EXERCISE PROMPT:
List each line of the data in which the string "axle" appears.

━━━━━━

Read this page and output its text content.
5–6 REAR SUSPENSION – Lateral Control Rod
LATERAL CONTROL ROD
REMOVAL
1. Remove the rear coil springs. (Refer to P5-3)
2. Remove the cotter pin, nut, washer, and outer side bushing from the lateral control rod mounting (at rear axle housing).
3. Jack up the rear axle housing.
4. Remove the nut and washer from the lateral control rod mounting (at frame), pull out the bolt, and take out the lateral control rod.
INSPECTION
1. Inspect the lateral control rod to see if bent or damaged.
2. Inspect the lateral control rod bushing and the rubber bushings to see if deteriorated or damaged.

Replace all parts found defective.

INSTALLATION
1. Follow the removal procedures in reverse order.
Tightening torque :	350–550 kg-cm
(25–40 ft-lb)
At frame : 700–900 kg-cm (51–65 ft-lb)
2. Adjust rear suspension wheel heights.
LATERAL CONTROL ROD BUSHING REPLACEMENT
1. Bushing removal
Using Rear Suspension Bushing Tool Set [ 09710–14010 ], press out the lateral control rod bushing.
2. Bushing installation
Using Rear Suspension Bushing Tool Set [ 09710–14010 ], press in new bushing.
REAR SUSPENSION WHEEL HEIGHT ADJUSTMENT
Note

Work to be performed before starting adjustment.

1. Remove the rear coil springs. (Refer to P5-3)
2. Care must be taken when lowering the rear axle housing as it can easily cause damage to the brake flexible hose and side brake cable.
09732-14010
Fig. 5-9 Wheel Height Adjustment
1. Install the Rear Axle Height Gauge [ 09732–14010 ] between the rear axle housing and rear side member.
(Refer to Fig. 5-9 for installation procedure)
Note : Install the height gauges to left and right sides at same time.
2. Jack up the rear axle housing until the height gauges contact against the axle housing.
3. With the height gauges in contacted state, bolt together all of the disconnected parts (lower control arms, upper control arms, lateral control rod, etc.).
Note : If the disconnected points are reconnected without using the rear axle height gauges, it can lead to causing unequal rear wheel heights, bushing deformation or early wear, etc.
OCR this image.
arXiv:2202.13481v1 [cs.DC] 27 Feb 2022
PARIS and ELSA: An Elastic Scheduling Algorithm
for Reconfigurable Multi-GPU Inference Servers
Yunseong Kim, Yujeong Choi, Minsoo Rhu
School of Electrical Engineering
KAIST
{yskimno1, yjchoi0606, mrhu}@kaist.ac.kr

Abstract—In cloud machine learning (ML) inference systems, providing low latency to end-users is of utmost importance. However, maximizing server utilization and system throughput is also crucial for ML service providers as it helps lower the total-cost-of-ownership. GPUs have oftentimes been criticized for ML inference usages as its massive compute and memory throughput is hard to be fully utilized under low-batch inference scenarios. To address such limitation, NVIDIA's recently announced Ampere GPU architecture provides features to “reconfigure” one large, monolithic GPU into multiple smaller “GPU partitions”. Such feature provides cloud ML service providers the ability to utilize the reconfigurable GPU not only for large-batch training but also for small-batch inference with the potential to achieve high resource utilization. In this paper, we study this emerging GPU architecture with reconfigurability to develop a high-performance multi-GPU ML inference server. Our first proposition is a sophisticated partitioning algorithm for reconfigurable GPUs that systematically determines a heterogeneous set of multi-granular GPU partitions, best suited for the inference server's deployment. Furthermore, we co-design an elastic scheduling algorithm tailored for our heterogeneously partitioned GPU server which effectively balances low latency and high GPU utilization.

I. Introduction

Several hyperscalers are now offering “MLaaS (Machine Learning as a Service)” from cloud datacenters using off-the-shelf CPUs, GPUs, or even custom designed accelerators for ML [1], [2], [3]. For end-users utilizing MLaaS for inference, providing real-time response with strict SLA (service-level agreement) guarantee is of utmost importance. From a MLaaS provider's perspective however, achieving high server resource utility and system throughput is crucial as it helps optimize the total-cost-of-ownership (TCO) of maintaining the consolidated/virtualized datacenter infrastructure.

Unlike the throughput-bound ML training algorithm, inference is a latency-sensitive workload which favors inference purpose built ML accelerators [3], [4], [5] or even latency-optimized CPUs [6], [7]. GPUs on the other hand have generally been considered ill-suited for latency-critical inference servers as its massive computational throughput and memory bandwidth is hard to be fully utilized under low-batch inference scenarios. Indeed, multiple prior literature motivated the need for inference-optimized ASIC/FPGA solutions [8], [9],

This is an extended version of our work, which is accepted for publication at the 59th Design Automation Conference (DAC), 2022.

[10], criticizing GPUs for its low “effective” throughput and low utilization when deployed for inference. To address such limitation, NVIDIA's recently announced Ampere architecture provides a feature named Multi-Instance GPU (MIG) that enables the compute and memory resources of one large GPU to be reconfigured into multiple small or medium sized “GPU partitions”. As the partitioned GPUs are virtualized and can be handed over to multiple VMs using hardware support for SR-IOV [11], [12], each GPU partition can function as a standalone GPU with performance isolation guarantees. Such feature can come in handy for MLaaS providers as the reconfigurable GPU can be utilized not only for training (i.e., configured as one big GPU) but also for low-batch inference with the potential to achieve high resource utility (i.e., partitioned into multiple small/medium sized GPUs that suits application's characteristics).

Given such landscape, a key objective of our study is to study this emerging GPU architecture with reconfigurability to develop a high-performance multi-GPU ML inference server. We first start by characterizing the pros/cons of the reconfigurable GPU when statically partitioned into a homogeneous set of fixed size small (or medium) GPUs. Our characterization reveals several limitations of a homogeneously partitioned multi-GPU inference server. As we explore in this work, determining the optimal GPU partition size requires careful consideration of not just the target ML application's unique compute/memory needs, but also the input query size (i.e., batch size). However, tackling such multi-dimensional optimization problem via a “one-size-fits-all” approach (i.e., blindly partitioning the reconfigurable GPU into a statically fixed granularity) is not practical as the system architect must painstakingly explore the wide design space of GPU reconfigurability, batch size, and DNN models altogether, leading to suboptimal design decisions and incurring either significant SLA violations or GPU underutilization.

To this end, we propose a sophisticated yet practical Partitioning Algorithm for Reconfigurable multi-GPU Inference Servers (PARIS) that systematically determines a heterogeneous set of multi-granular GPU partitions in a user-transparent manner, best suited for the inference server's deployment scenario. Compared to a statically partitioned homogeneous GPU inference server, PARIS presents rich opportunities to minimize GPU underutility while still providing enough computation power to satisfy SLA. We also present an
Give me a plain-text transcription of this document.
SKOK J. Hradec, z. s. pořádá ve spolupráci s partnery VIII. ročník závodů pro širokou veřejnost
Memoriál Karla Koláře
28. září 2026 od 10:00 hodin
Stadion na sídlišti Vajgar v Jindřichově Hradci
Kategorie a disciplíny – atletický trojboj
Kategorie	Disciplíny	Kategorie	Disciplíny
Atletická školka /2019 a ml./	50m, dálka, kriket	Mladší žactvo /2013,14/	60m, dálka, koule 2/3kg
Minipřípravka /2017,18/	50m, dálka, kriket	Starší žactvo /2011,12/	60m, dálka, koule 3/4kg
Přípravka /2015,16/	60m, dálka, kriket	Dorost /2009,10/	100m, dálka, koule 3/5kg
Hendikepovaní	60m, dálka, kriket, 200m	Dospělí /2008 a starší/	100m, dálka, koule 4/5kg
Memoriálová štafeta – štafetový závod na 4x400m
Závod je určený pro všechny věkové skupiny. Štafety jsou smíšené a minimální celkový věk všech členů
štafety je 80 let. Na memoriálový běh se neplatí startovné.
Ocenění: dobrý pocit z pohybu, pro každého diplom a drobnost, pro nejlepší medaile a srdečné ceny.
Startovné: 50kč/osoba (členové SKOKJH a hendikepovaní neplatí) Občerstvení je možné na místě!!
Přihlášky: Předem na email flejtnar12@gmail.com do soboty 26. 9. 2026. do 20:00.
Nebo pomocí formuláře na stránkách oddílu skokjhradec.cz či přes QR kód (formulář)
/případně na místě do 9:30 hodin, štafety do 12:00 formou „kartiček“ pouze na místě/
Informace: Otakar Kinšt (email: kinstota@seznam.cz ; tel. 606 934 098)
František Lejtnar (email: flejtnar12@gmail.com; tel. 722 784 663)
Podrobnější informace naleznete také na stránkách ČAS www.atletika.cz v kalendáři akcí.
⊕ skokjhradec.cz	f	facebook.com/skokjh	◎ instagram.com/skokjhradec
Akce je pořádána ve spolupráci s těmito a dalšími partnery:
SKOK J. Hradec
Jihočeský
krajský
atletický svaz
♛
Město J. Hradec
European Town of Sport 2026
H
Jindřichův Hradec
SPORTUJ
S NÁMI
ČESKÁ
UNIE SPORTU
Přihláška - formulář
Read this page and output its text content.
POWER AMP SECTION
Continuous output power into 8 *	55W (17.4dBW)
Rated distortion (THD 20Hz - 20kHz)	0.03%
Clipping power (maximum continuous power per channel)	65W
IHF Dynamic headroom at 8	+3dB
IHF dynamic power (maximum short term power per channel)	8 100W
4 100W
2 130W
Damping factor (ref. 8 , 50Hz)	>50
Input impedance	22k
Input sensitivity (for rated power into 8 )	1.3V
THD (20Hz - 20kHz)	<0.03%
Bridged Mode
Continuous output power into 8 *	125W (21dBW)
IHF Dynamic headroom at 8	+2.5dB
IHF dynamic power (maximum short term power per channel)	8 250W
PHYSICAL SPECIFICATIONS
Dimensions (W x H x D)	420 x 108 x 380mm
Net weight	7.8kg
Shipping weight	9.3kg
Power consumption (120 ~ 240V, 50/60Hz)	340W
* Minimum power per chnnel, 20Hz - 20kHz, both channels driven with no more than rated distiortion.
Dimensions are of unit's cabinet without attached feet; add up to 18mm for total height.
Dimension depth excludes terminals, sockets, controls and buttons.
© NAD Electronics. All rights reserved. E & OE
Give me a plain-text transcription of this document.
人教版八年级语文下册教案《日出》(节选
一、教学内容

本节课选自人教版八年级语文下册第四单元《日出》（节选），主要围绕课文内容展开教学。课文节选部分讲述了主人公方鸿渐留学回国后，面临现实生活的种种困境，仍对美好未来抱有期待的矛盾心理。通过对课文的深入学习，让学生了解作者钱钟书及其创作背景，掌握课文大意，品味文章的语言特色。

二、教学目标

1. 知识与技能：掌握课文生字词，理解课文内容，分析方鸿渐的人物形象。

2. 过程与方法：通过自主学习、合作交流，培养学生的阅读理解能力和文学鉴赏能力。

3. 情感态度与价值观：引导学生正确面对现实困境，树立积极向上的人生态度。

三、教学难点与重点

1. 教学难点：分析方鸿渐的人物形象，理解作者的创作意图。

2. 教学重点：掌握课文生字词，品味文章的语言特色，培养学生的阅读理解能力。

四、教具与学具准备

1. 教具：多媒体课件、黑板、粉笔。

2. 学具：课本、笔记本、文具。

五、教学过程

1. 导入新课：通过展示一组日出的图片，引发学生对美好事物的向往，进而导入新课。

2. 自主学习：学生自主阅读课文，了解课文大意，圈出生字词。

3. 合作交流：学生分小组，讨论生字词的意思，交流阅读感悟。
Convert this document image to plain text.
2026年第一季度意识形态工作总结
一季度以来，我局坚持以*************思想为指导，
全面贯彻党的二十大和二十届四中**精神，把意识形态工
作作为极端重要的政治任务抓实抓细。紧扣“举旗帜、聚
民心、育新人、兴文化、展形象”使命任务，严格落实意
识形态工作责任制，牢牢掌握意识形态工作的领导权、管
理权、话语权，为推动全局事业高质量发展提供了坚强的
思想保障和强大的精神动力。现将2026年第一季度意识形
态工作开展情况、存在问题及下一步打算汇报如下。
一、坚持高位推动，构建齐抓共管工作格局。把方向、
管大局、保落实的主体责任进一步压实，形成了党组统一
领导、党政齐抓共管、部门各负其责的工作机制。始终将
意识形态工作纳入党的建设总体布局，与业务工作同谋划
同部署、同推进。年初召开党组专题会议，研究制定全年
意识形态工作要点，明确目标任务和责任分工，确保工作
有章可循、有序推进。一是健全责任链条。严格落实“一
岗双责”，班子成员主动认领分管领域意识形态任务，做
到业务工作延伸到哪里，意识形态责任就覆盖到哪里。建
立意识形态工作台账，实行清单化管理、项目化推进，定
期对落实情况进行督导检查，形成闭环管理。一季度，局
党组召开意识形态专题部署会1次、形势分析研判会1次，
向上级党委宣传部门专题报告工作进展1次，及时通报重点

━━━━━━

OUTPUT FOR THIS EXERCISE:
2. Remove the cotter pin, nut, washer, and outer side bushing from the lateral control rod mounting (at rear axle housing).
3. Jack up the rear axle housing.
2. Care must be taken when lowering the rear axle housing as it can easily cause damage to the brake flexible hose and side brake cable.
1. Install the Rear Axle Height Gauge [ 09732–14010 ] between the rear axle housing and rear side member.
2. Jack up the rear axle housing until the height gauges contact against the axle housing.
Note : If the disconnected points are reconnected without using the rear axle height gauges, it can lead to causing unequal rear wheel heights, bushing deformation or early wear, etc.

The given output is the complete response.